Pepys the Man
A short history of Pepys’ life
His early life was as the son of a relatively poor tailor who had to ply his trade outside of the city’s walls as he not a city man. Born in 1601 John Pepys, Sam’s father was from the Fenland where that branch of the Pepys family had existed as reeves and rent collectors for 2.5 centuries. Doubtless for some curious reason the young John Pepys decided that the life on the fens was not for him and appears to struck out for London where after a 4 year apprenticeship he sets up as a tailor, but as an outsider is not admitted to the guild of master tailors so perforce has to ply his trade outside the city proper. After 8 years he marries a former “wash maid” Margaret Kite a Londoner of whom little is known, save that her brother was a Whitechapel butcher. She bore him 11 children, not all of which, as common for the time, survived, but the 5th, born 23 Feb 1633, in Salisbury Court in the City of London named Samuel grew and prospered. He was baptised in St.Bride’s church, next door to his birth place
Sam was educated first at Huntingdon Grammar School (also attended by Cromwell and Edward Montagu as pupils at one time), St.Paul’s School and Magdalene College Cambridge, Sam first acquired a position as a clerk in the Exchequer. He then married Elizabeth daughter of a Huguenot, Alexander Marchant, Sieur de St. Michel, in 1655 at St. Margaret’s Westminster. The marriage was not that happy in the early years but was much improved in 1658 when he moved to a house in Axe Yard, off King Street, near to the palace of Whitehall upon entering the service of his second cousin, Sir Edward Montague, later created first Earl of Sandwich.

* Dataset extract *

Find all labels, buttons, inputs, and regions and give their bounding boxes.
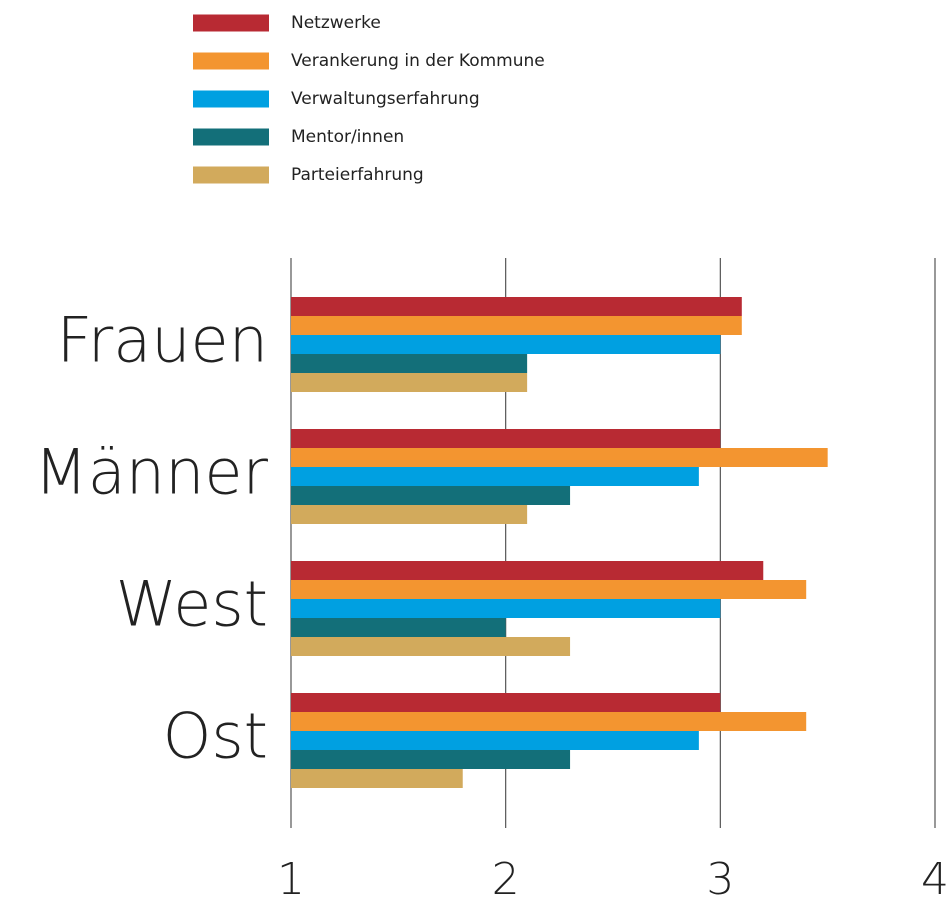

* What to work on *
**A)** According to the text about Pepys' life, where did Samuel Pepys marry Elizabeth, and in what year?
**B)** Resume the text about Pepys' life from the point where it stops.
The data has nothing to do with the text about Pepys.

* Task-by-task outputs *
**A)** At St. Margaret's Westminster, in 1655.

**B)**
Due to the Earl’s good offices in June 1660 Sam was appointed Clerk of the Acts to the Navy Board. He very soon became its most active member. Over the next 28 years he rose in importance becoming, by 1688, when he resigned his office, the most senior civilian in charge of the Royal Navy. He died in May 1703 at the age of 70.
Elizabeth, died after a short illness in November 1669 aged 29. He never remarried.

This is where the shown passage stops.